:: LISTING
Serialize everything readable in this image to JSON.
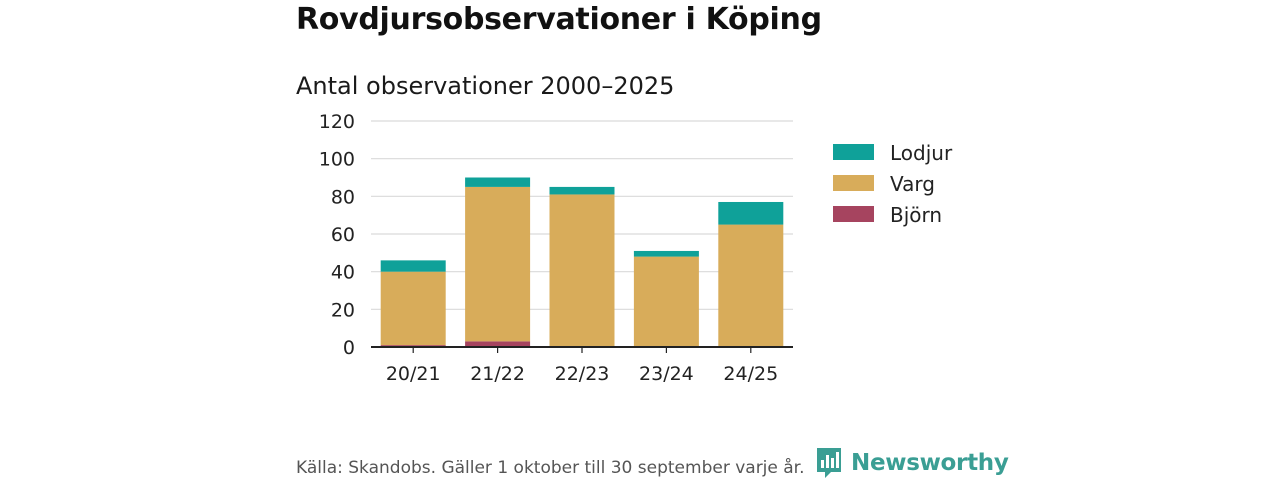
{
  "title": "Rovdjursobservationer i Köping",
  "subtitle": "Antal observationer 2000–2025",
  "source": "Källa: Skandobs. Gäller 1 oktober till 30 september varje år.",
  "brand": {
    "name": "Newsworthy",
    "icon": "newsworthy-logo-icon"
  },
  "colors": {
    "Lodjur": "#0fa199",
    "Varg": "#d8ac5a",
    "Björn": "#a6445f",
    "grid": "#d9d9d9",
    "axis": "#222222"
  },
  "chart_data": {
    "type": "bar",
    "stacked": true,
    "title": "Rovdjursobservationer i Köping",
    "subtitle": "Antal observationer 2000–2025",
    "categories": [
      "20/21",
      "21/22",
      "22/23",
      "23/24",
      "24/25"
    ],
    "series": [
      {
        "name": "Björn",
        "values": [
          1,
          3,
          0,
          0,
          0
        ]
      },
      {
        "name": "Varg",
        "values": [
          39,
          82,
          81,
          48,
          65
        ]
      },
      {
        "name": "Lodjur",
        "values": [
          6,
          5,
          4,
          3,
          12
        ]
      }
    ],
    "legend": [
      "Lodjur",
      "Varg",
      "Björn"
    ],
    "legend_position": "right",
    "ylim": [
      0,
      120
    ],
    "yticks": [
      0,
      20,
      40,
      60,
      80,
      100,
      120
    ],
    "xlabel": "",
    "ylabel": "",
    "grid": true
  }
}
::::
» PROBLEM TO SOLVE: Copy out every line from the records that has the word "Köping".

» TASK RESULT:
  "title": "Rovdjursobservationer i Köping",
    "title": "Rovdjursobservationer i Köping",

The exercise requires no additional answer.